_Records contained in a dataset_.
┏━━
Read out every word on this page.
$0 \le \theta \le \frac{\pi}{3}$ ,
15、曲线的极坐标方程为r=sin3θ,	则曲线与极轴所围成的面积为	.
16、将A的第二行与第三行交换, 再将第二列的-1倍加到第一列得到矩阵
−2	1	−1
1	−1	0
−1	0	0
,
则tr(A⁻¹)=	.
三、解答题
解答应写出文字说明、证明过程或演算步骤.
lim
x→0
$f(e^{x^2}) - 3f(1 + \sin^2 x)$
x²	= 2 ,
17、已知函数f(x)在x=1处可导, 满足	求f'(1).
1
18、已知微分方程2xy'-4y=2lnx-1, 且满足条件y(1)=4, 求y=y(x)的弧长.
┗━━
_YOUR GOAL_.
Reproduce the material above exactly; please quote every line of it.

_SOLUTION_.
Read out every word on this page.
$0 \le \theta \le \frac{\pi}{3}$ ,
15、曲线的极坐标方程为r=sin3θ,	则曲线与极轴所围成的面积为	.
16、将A的第二行与第三行交换, 再将第二列的-1倍加到第一列得到矩阵
−2	1	−1
1	−1	0
−1	0	0
,
则tr(A⁻¹)=	.
三、解答题
解答应写出文字说明、证明过程或演算步骤.
lim
x→0
$f(e^{x^2}) - 3f(1 + \sin^2 x)$
x²	= 2 ,
17、已知函数f(x)在x=1处可导, 满足	求f'(1).
1
18、已知微分方程2xy'-4y=2lnx-1, 且满足条件y(1)=4, 求y=y(x)的弧长.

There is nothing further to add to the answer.